*Recorded data*:
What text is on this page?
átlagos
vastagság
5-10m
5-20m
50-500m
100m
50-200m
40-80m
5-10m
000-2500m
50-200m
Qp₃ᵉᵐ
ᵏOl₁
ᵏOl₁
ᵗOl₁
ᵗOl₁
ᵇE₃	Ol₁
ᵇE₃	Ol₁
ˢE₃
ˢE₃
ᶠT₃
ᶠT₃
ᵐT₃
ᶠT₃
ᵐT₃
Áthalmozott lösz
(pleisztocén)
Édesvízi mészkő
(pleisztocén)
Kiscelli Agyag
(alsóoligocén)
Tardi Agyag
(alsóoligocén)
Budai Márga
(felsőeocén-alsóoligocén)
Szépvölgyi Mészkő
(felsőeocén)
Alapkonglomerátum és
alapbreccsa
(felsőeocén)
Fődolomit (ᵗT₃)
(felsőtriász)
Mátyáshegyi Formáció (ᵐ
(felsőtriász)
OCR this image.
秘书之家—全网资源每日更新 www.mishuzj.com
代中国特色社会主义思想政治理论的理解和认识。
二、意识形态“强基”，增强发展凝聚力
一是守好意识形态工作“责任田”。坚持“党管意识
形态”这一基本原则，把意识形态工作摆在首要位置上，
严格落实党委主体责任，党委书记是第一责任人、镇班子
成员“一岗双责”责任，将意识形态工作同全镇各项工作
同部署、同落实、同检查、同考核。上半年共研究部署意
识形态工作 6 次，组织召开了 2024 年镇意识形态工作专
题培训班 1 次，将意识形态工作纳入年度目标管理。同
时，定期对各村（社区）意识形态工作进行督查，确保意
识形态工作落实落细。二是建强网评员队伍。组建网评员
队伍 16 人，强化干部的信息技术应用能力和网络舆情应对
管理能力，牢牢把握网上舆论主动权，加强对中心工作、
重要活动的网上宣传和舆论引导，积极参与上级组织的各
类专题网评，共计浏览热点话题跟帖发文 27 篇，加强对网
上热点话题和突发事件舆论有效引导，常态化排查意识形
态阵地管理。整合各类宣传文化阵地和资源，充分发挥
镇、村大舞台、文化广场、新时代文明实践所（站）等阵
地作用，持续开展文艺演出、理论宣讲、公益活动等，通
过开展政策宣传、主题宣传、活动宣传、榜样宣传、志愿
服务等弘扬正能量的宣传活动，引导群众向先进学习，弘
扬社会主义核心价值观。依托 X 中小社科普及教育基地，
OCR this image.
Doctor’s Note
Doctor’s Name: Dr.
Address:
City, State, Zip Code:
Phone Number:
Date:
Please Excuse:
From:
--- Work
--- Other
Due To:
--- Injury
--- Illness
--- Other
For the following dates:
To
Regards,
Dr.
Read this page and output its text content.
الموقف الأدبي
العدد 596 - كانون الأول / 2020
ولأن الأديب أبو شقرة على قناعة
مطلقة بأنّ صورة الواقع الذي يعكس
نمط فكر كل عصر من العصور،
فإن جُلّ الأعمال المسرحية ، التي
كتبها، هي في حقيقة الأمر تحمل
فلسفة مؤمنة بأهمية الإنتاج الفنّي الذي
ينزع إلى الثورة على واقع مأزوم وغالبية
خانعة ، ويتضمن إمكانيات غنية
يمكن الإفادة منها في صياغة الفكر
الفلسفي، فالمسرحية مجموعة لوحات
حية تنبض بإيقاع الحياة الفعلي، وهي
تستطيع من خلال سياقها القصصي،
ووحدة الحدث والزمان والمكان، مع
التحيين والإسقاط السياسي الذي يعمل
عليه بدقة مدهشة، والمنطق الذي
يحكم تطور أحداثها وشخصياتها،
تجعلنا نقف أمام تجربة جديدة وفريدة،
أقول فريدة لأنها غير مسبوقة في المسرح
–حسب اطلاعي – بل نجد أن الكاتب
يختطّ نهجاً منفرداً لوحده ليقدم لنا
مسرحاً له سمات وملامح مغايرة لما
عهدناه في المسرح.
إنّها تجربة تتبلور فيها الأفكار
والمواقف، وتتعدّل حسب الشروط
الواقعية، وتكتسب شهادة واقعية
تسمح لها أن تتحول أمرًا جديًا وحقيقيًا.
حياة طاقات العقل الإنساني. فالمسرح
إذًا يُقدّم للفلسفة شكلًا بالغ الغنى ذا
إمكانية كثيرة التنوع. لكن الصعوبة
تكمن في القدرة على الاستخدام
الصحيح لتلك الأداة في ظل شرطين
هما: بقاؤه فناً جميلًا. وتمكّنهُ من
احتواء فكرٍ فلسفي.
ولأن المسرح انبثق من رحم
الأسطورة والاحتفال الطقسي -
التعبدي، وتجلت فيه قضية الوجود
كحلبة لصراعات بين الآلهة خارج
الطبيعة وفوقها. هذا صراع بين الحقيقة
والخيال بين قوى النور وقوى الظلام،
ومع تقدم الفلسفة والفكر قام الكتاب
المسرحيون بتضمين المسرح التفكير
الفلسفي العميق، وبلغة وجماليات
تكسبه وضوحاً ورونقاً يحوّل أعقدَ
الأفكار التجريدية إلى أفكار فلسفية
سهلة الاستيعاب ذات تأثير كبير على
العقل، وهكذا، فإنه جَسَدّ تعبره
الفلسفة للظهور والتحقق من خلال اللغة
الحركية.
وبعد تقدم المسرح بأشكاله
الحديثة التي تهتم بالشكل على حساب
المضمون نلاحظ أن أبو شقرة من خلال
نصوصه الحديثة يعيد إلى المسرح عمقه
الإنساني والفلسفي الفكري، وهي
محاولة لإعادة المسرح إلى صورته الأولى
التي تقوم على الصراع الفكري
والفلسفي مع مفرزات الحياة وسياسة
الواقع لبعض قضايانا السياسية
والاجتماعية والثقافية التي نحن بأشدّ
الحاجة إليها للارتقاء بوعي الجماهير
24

*What you will do*: Quote the material exactly, leaving nothing out.

*Answer to this exercise*:
What text is on this page?
átlagos
vastagság
5-10m
5-20m
50-500m
100m
50-200m
40-80m
5-10m
000-2500m
50-200m
Qp₃ᵉᵐ
ᵏOl₁
ᵏOl₁
ᵗOl₁
ᵗOl₁
ᵇE₃	Ol₁
ᵇE₃	Ol₁
ˢE₃
ˢE₃
ᶠT₃
ᶠT₃
ᵐT₃
ᶠT₃
ᵐT₃
Áthalmozott lösz
(pleisztocén)
Édesvízi mészkő
(pleisztocén)
Kiscelli Agyag
(alsóoligocén)
Tardi Agyag
(alsóoligocén)
Budai Márga
(felsőeocén-alsóoligocén)
Szépvölgyi Mészkő
(felsőeocén)
Alapkonglomerátum és
alapbreccsa
(felsőeocén)
Fődolomit (ᵗT₃)
(felsőtriász)
Mátyáshegyi Formáció (ᵐ
(felsőtriász)
OCR this image.
秘书之家—全网资源每日更新 www.mishuzj.com
代中国特色社会主义思想政治理论的理解和认识。
二、意识形态“强基”，增强发展凝聚力
一是守好意识形态工作“责任田”。坚持“党管意识
形态”这一基本原则，把意识形态工作摆在首要位置上，
严格落实党委主体责任，党委书记是第一责任人、镇班子
成员“一岗双责”责任，将意识形态工作同全镇各项工作
同部署、同落实、同检查、同考核。上半年共研究部署意
识形态工作 6 次，组织召开了 2024 年镇意识形态工作专
题培训班 1 次，将意识形态工作纳入年度目标管理。同
时，定期对各村（社区）意识形态工作进行督查，确保意
识形态工作落实落细。二是建强网评员队伍。组建网评员
队伍 16 人，强化干部的信息技术应用能力和网络舆情应对
管理能力，牢牢把握网上舆论主动权，加强对中心工作、
重要活动的网上宣传和舆论引导，积极参与上级组织的各
类专题网评，共计浏览热点话题跟帖发文 27 篇，加强对网
上热点话题和突发事件舆论有效引导，常态化排查意识形
态阵地管理。整合各类宣传文化阵地和资源，充分发挥
镇、村大舞台、文化广场、新时代文明实践所（站）等阵
地作用，持续开展文艺演出、理论宣讲、公益活动等，通
过开展政策宣传、主题宣传、活动宣传、榜样宣传、志愿
服务等弘扬正能量的宣传活动，引导群众向先进学习，弘
扬社会主义核心价值观。依托 X 中小社科普及教育基地，
OCR this image.
Doctor’s Note
Doctor’s Name: Dr.
Address:
City, State, Zip Code:
Phone Number:
Date:
Please Excuse:
From:
--- Work
--- Other
Due To:
--- Injury
--- Illness
--- Other
For the following dates:
To
Regards,
Dr.
Read this page and output its text content.
الموقف الأدبي
العدد 596 - كانون الأول / 2020
ولأن الأديب أبو شقرة على قناعة
مطلقة بأنّ صورة الواقع الذي يعكس
نمط فكر كل عصر من العصور،
فإن جُلّ الأعمال المسرحية ، التي
كتبها، هي في حقيقة الأمر تحمل
فلسفة مؤمنة بأهمية الإنتاج الفنّي الذي
ينزع إلى الثورة على واقع مأزوم وغالبية
خانعة ، ويتضمن إمكانيات غنية
يمكن الإفادة منها في صياغة الفكر
الفلسفي، فالمسرحية مجموعة لوحات
حية تنبض بإيقاع الحياة الفعلي، وهي
تستطيع من خلال سياقها القصصي،
ووحدة الحدث والزمان والمكان، مع
التحيين والإسقاط السياسي الذي يعمل
عليه بدقة مدهشة، والمنطق الذي
يحكم تطور أحداثها وشخصياتها،
تجعلنا نقف أمام تجربة جديدة وفريدة،
أقول فريدة لأنها غير مسبوقة في المسرح
–حسب اطلاعي – بل نجد أن الكاتب
يختطّ نهجاً منفرداً لوحده ليقدم لنا
مسرحاً له سمات وملامح مغايرة لما
عهدناه في المسرح.
إنّها تجربة تتبلور فيها الأفكار
والمواقف، وتتعدّل حسب الشروط
الواقعية، وتكتسب شهادة واقعية
تسمح لها أن تتحول أمرًا جديًا وحقيقيًا.
حياة طاقات العقل الإنساني. فالمسرح
إذًا يُقدّم للفلسفة شكلًا بالغ الغنى ذا
إمكانية كثيرة التنوع. لكن الصعوبة
تكمن في القدرة على الاستخدام
الصحيح لتلك الأداة في ظل شرطين
هما: بقاؤه فناً جميلًا. وتمكّنهُ من
احتواء فكرٍ فلسفي.
ولأن المسرح انبثق من رحم
الأسطورة والاحتفال الطقسي -
التعبدي، وتجلت فيه قضية الوجود
كحلبة لصراعات بين الآلهة خارج
الطبيعة وفوقها. هذا صراع بين الحقيقة
والخيال بين قوى النور وقوى الظلام،
ومع تقدم الفلسفة والفكر قام الكتاب
المسرحيون بتضمين المسرح التفكير
الفلسفي العميق، وبلغة وجماليات
تكسبه وضوحاً ورونقاً يحوّل أعقدَ
الأفكار التجريدية إلى أفكار فلسفية
سهلة الاستيعاب ذات تأثير كبير على
العقل، وهكذا، فإنه جَسَدّ تعبره
الفلسفة للظهور والتحقق من خلال اللغة
الحركية.
وبعد تقدم المسرح بأشكاله
الحديثة التي تهتم بالشكل على حساب
المضمون نلاحظ أن أبو شقرة من خلال
نصوصه الحديثة يعيد إلى المسرح عمقه
الإنساني والفلسفي الفكري، وهي
محاولة لإعادة المسرح إلى صورته الأولى
التي تقوم على الصراع الفكري
والفلسفي مع مفرزات الحياة وسياسة
الواقع لبعض قضايانا السياسية
والاجتماعية والثقافية التي نحن بأشدّ
الحاجة إليها للارتقاء بوعي الجماهير
24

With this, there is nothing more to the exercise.